'''

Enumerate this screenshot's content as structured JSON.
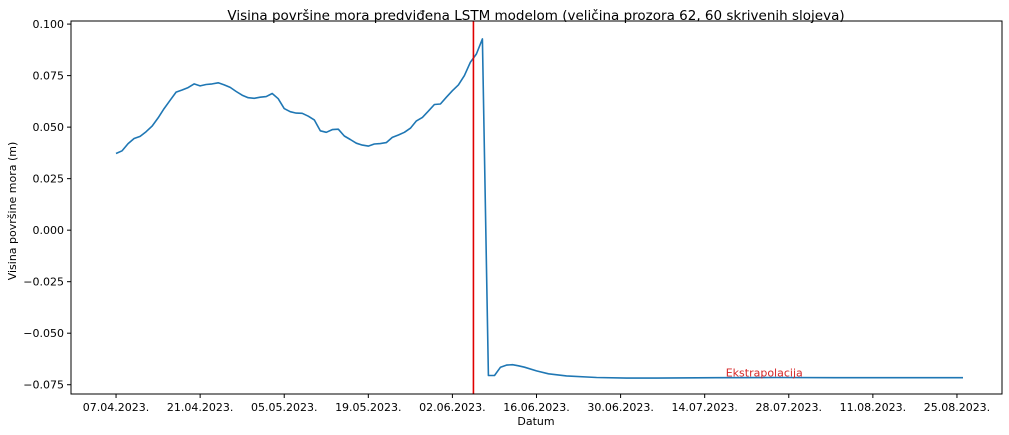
{
  "chart_data": {
    "type": "line",
    "title": "Visina površine mora predviđena LSTM modelom (veličina prozora 62, 60 skrivenih slojeva)",
    "xlabel": "Datum",
    "ylabel": "Visina površine mora (m)",
    "x_ticks": [
      "07.04.2023.",
      "21.04.2023.",
      "05.05.2023.",
      "19.05.2023.",
      "02.06.2023.",
      "16.06.2023.",
      "30.06.2023.",
      "14.07.2023.",
      "28.07.2023.",
      "11.08.2023.",
      "25.08.2023."
    ],
    "x_tick_days": [
      0,
      14,
      28,
      42,
      56,
      70,
      84,
      98,
      112,
      126,
      140
    ],
    "y_ticks": [
      "0.100",
      "0.075",
      "0.050",
      "0.025",
      "0.000",
      "−0.025",
      "−0.050",
      "−0.075"
    ],
    "y_tick_values": [
      0.1,
      0.075,
      0.05,
      0.025,
      0.0,
      -0.025,
      -0.05,
      -0.075
    ],
    "xlim_days": [
      -7.5,
      147.5
    ],
    "ylim": [
      -0.0795,
      0.1015
    ],
    "series": [
      {
        "color": "#1f77b4",
        "points": [
          [
            0,
            0.0372
          ],
          [
            1,
            0.0385
          ],
          [
            2,
            0.042
          ],
          [
            3,
            0.0445
          ],
          [
            4,
            0.0455
          ],
          [
            5,
            0.0478
          ],
          [
            6,
            0.0505
          ],
          [
            7,
            0.0545
          ],
          [
            8,
            0.059
          ],
          [
            9,
            0.063
          ],
          [
            10,
            0.067
          ],
          [
            11,
            0.068
          ],
          [
            12,
            0.0692
          ],
          [
            13,
            0.071
          ],
          [
            14,
            0.07
          ],
          [
            15,
            0.0707
          ],
          [
            16,
            0.071
          ],
          [
            17,
            0.0715
          ],
          [
            18,
            0.0705
          ],
          [
            19,
            0.0693
          ],
          [
            20,
            0.0673
          ],
          [
            21,
            0.0655
          ],
          [
            22,
            0.0643
          ],
          [
            23,
            0.064
          ],
          [
            24,
            0.0645
          ],
          [
            25,
            0.0648
          ],
          [
            26,
            0.0663
          ],
          [
            27,
            0.0638
          ],
          [
            28,
            0.059
          ],
          [
            29,
            0.0575
          ],
          [
            30,
            0.0568
          ],
          [
            31,
            0.0567
          ],
          [
            32,
            0.0553
          ],
          [
            33,
            0.0535
          ],
          [
            34,
            0.0482
          ],
          [
            35,
            0.0475
          ],
          [
            36,
            0.0488
          ],
          [
            37,
            0.049
          ],
          [
            38,
            0.0457
          ],
          [
            39,
            0.044
          ],
          [
            40,
            0.0422
          ],
          [
            41,
            0.0413
          ],
          [
            42,
            0.0408
          ],
          [
            43,
            0.0418
          ],
          [
            44,
            0.042
          ],
          [
            45,
            0.0425
          ],
          [
            46,
            0.045
          ],
          [
            47,
            0.0462
          ],
          [
            48,
            0.0475
          ],
          [
            49,
            0.0495
          ],
          [
            50,
            0.053
          ],
          [
            51,
            0.0547
          ],
          [
            52,
            0.0578
          ],
          [
            53,
            0.061
          ],
          [
            54,
            0.0612
          ],
          [
            55,
            0.0645
          ],
          [
            56,
            0.0677
          ],
          [
            57,
            0.0705
          ],
          [
            58,
            0.075
          ],
          [
            59,
            0.0815
          ],
          [
            60,
            0.0855
          ],
          [
            61,
            0.0928
          ],
          [
            62,
            -0.0705
          ],
          [
            63,
            -0.0705
          ],
          [
            64,
            -0.0665
          ],
          [
            65,
            -0.0655
          ],
          [
            66,
            -0.0653
          ],
          [
            67,
            -0.0658
          ],
          [
            68,
            -0.0665
          ],
          [
            70,
            -0.0683
          ],
          [
            72,
            -0.0697
          ],
          [
            75,
            -0.0707
          ],
          [
            80,
            -0.0715
          ],
          [
            85,
            -0.0718
          ],
          [
            90,
            -0.0718
          ],
          [
            100,
            -0.0716
          ],
          [
            110,
            -0.0715
          ],
          [
            120,
            -0.0716
          ],
          [
            130,
            -0.0716
          ],
          [
            140,
            -0.0716
          ],
          [
            141,
            -0.0716
          ]
        ]
      }
    ],
    "vline": {
      "x_day": 59.5,
      "color": "#e00000"
    },
    "annotation": {
      "text": "Ekstrapolacija",
      "x_day": 101.5,
      "y": -0.0705,
      "color": "#d62728"
    }
  }
}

'''

**Task details:** Reproduce all of the entries word for word, skipping any pictures they hold.

**Output:**
Enumerate this screenshot's content as structured JSON.
{
  "chart_data": {
    "type": "line",
    "title": "Visina površine mora predviđena LSTM modelom (veličina prozora 62, 60 skrivenih slojeva)",
    "xlabel": "Datum",
    "ylabel": "Visina površine mora (m)",
    "x_ticks": [
      "07.04.2023.",
      "21.04.2023.",
      "05.05.2023.",
      "19.05.2023.",
      "02.06.2023.",
      "16.06.2023.",
      "30.06.2023.",
      "14.07.2023.",
      "28.07.2023.",
      "11.08.2023.",
      "25.08.2023."
    ],
    "x_tick_days": [
      0,
      14,
      28,
      42,
      56,
      70,
      84,
      98,
      112,
      126,
      140
    ],
    "y_ticks": [
      "0.100",
      "0.075",
      "0.050",
      "0.025",
      "0.000",
      "−0.025",
      "−0.050",
      "−0.075"
    ],
    "y_tick_values": [
      0.1,
      0.075,
      0.05,
      0.025,
      0.0,
      -0.025,
      -0.05,
      -0.075
    ],
    "xlim_days": [
      -7.5,
      147.5
    ],
    "ylim": [
      -0.0795,
      0.1015
    ],
    "series": [
      {
        "color": "#1f77b4",
        "points": [
          [
            0,
            0.0372
          ],
          [
            1,
            0.0385
          ],
          [
            2,
            0.042
          ],
          [
            3,
            0.0445
          ],
          [
            4,
            0.0455
          ],
          [
            5,
            0.0478
          ],
          [
            6,
            0.0505
          ],
          [
            7,
            0.0545
          ],
          [
            8,
            0.059
          ],
          [
            9,
            0.063
          ],
          [
            10,
            0.067
          ],
          [
            11,
            0.068
          ],
          [
            12,
            0.0692
          ],
          [
            13,
            0.071
          ],
          [
            14,
            0.07
          ],
          [
            15,
            0.0707
          ],
          [
            16,
            0.071
          ],
          [
            17,
            0.0715
          ],
          [
            18,
            0.0705
          ],
          [
            19,
            0.0693
          ],
          [
            20,
            0.0673
          ],
          [
            21,
            0.0655
          ],
          [
            22,
            0.0643
          ],
          [
            23,
            0.064
          ],
          [
            24,
            0.0645
          ],
          [
            25,
            0.0648
          ],
          [
            26,
            0.0663
          ],
          [
            27,
            0.0638
          ],
          [
            28,
            0.059
          ],
          [
            29,
            0.0575
          ],
          [
            30,
            0.0568
          ],
          [
            31,
            0.0567
          ],
          [
            32,
            0.0553
          ],
          [
            33,
            0.0535
          ],
          [
            34,
            0.0482
          ],
          [
            35,
            0.0475
          ],
          [
            36,
            0.0488
          ],
          [
            37,
            0.049
          ],
          [
            38,
            0.0457
          ],
          [
            39,
            0.044
          ],
          [
            40,
            0.0422
          ],
          [
            41,
            0.0413
          ],
          [
            42,
            0.0408
          ],
          [
            43,
            0.0418
          ],
          [
            44,
            0.042
          ],
          [
            45,
            0.0425
          ],
          [
            46,
            0.045
          ],
          [
            47,
            0.0462
          ],
          [
            48,
            0.0475
          ],
          [
            49,
            0.0495
          ],
          [
            50,
            0.053
          ],
          [
            51,
            0.0547
          ],
          [
            52,
            0.0578
          ],
          [
            53,
            0.061
          ],
          [
            54,
            0.0612
          ],
          [
            55,
            0.0645
          ],
          [
            56,
            0.0677
          ],
          [
            57,
            0.0705
          ],
          [
            58,
            0.075
          ],
          [
            59,
            0.0815
          ],
          [
            60,
            0.0855
          ],
          [
            61,
            0.0928
          ],
          [
            62,
            -0.0705
          ],
          [
            63,
            -0.0705
          ],
          [
            64,
            -0.0665
          ],
          [
            65,
            -0.0655
          ],
          [
            66,
            -0.0653
          ],
          [
            67,
            -0.0658
          ],
          [
            68,
            -0.0665
          ],
          [
            70,
            -0.0683
          ],
          [
            72,
            -0.0697
          ],
          [
            75,
            -0.0707
          ],
          [
            80,
            -0.0715
          ],
          [
            85,
            -0.0718
          ],
          [
            90,
            -0.0718
          ],
          [
            100,
            -0.0716
          ],
          [
            110,
            -0.0715
          ],
          [
            120,
            -0.0716
          ],
          [
            130,
            -0.0716
          ],
          [
            140,
            -0.0716
          ],
          [
            141,
            -0.0716
          ]
        ]
      }
    ],
    "vline": {
      "x_day": 59.5,
      "color": "#e00000"
    },
    "annotation": {
      "text": "Ekstrapolacija",
      "x_day": 101.5,
      "y": -0.0705,
      "color": "#d62728"
    }
  }
}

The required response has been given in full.